[Set task]: Reading down the listing below, count the lines where the word "Ocean" shows up, then give only that count.

Begin Stored records

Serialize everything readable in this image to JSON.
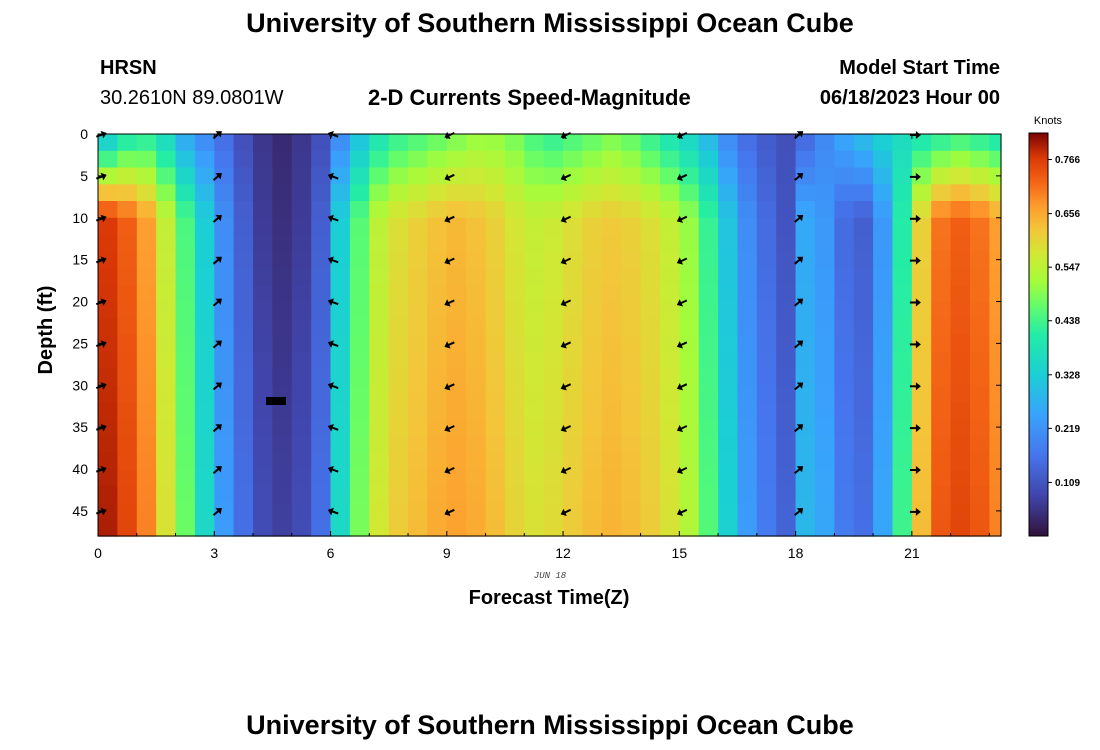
{
  "title_top": "University of Southern Mississippi Ocean Cube",
  "title_bottom": "University of Southern Mississippi Ocean Cube",
  "station": {
    "name": "HRSN",
    "coords": "30.2610N  89.0801W"
  },
  "model_start": {
    "label": "Model Start Time",
    "value": "06/18/2023 Hour 00"
  },
  "chart_data": {
    "type": "heatmap",
    "title": "2-D Currents Speed-Magnitude",
    "xlabel": "Forecast Time(Z)",
    "ylabel": "Depth (ft)",
    "date_label": "JUN 18",
    "xlim": [
      0,
      23.3
    ],
    "ylim": [
      0,
      48
    ],
    "y_inverted": true,
    "x_ticks": [
      0,
      3,
      6,
      9,
      12,
      15,
      18,
      21
    ],
    "y_ticks": [
      0,
      5,
      10,
      15,
      20,
      25,
      30,
      35,
      40,
      45
    ],
    "colorbar": {
      "unit": "Knots",
      "min": 0.0,
      "max": 0.82,
      "ticks": [
        "0.766",
        "0.656",
        "0.547",
        "0.438",
        "0.328",
        "0.219",
        "0.109"
      ],
      "tick_values": [
        0.766,
        0.656,
        0.547,
        0.438,
        0.328,
        0.219,
        0.109
      ]
    },
    "hours": [
      0,
      0.5,
      1,
      1.5,
      2,
      2.5,
      3,
      3.5,
      4,
      4.5,
      5,
      5.5,
      6,
      6.5,
      7,
      7.5,
      8,
      8.5,
      9,
      9.5,
      10,
      10.5,
      11,
      11.5,
      12,
      12.5,
      13,
      13.5,
      14,
      14.5,
      15,
      15.5,
      16,
      16.5,
      17,
      17.5,
      18,
      18.5,
      19,
      19.5,
      20,
      20.5,
      21,
      21.5,
      22,
      22.5,
      23
    ],
    "speed_deep_knots": [
      0.76,
      0.72,
      0.66,
      0.55,
      0.44,
      0.32,
      0.2,
      0.12,
      0.06,
      0.04,
      0.06,
      0.12,
      0.32,
      0.45,
      0.54,
      0.58,
      0.6,
      0.62,
      0.63,
      0.62,
      0.6,
      0.57,
      0.55,
      0.56,
      0.58,
      0.6,
      0.61,
      0.6,
      0.58,
      0.55,
      0.5,
      0.42,
      0.3,
      0.2,
      0.14,
      0.1,
      0.25,
      0.22,
      0.14,
      0.12,
      0.22,
      0.4,
      0.6,
      0.7,
      0.72,
      0.7,
      0.66
    ],
    "speed_surface_knots": [
      0.3,
      0.38,
      0.4,
      0.35,
      0.25,
      0.2,
      0.15,
      0.1,
      0.06,
      0.04,
      0.06,
      0.1,
      0.2,
      0.3,
      0.38,
      0.42,
      0.44,
      0.46,
      0.48,
      0.5,
      0.5,
      0.48,
      0.44,
      0.42,
      0.44,
      0.46,
      0.48,
      0.46,
      0.42,
      0.38,
      0.34,
      0.28,
      0.2,
      0.15,
      0.12,
      0.1,
      0.14,
      0.2,
      0.26,
      0.3,
      0.34,
      0.36,
      0.38,
      0.4,
      0.42,
      0.4,
      0.38
    ],
    "arrow_hours": [
      0,
      3,
      6,
      9,
      12,
      15,
      18,
      21
    ],
    "arrow_depths": [
      0,
      5,
      10,
      15,
      20,
      25,
      30,
      35,
      40,
      45
    ],
    "arrow_directions": [
      "east-northeast",
      "northeast",
      "west-northwest",
      "southwest",
      "southwest",
      "southwest",
      "northeast",
      "east"
    ]
  }
}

End Stored records

[Full response]: 2